Dataset items:
■ ■ ■ ■ ■
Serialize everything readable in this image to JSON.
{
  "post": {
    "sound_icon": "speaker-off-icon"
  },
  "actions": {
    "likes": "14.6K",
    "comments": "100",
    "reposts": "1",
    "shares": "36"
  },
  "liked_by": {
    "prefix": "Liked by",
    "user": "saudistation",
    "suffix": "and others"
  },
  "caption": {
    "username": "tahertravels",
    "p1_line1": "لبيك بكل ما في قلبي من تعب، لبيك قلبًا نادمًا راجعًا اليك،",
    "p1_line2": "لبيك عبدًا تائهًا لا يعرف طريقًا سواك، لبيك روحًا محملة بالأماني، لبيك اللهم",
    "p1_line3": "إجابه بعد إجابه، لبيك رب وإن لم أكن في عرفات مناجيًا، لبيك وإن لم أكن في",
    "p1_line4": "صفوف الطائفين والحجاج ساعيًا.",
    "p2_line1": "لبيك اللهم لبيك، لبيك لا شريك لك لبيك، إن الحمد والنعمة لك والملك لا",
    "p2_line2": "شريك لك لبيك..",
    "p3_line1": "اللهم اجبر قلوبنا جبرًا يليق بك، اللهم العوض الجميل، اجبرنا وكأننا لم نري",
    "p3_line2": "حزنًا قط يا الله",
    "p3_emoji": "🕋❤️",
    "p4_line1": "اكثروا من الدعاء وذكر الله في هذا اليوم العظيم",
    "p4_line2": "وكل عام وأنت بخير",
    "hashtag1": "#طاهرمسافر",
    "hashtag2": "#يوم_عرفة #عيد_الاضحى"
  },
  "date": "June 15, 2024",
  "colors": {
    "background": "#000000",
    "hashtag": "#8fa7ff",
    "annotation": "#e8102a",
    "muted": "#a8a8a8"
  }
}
■ ■ ■ ■ ■
What you will do →
List the lines of the records where "شريك" occurs.

Worked answer →
    "p2_line1": "لبيك اللهم لبيك، لبيك لا شريك لك لبيك، إن الحمد والنعمة لك والملك لا",
    "p2_line2": "شريك لك لبيك..",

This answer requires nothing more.